• _EXERCISE_:
Write out every record in full, exactly as written, please.
------ PROVIDED INFORMATION ------
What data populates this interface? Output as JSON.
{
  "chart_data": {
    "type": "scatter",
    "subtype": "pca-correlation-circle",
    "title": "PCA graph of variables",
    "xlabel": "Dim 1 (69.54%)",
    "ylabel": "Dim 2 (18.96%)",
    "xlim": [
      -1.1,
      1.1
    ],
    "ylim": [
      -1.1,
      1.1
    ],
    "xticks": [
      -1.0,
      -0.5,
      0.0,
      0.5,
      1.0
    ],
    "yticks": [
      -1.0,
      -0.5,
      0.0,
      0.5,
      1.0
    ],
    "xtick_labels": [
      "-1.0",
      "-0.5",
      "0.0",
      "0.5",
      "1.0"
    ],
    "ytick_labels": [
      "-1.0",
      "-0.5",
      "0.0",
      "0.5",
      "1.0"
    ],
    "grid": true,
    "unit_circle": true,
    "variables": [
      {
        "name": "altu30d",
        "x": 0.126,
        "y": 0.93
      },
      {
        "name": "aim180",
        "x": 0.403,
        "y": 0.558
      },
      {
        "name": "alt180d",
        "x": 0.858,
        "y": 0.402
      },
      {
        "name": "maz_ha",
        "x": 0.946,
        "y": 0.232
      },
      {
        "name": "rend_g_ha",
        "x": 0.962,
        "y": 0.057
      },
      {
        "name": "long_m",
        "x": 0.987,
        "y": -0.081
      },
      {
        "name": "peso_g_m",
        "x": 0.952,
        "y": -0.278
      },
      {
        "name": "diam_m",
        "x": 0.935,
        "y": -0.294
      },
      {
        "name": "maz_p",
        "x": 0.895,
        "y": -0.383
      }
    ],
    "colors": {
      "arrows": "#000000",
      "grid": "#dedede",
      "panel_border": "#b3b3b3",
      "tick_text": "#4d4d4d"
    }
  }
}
------
• _RESPONSE TO THIS EXERCISE_:
What data populates this interface? Output as JSON.
{
  "chart_data": {
    "type": "scatter",
    "subtype": "pca-correlation-circle",
    "title": "PCA graph of variables",
    "xlabel": "Dim 1 (69.54%)",
    "ylabel": "Dim 2 (18.96%)",
    "xlim": [
      -1.1,
      1.1
    ],
    "ylim": [
      -1.1,
      1.1
    ],
    "xticks": [
      -1.0,
      -0.5,
      0.0,
      0.5,
      1.0
    ],
    "yticks": [
      -1.0,
      -0.5,
      0.0,
      0.5,
      1.0
    ],
    "xtick_labels": [
      "-1.0",
      "-0.5",
      "0.0",
      "0.5",
      "1.0"
    ],
    "ytick_labels": [
      "-1.0",
      "-0.5",
      "0.0",
      "0.5",
      "1.0"
    ],
    "grid": true,
    "unit_circle": true,
    "variables": [
      {
        "name": "altu30d",
        "x": 0.126,
        "y": 0.93
      },
      {
        "name": "aim180",
        "x": 0.403,
        "y": 0.558
      },
      {
        "name": "alt180d",
        "x": 0.858,
        "y": 0.402
      },
      {
        "name": "maz_ha",
        "x": 0.946,
        "y": 0.232
      },
      {
        "name": "rend_g_ha",
        "x": 0.962,
        "y": 0.057
      },
      {
        "name": "long_m",
        "x": 0.987,
        "y": -0.081
      },
      {
        "name": "peso_g_m",
        "x": 0.952,
        "y": -0.278
      },
      {
        "name": "diam_m",
        "x": 0.935,
        "y": -0.294
      },
      {
        "name": "maz_p",
        "x": 0.895,
        "y": -0.383
      }
    ],
    "colors": {
      "arrows": "#000000",
      "grid": "#dedede",
      "panel_border": "#b3b3b3",
      "tick_text": "#4d4d4d"
    }
  }
}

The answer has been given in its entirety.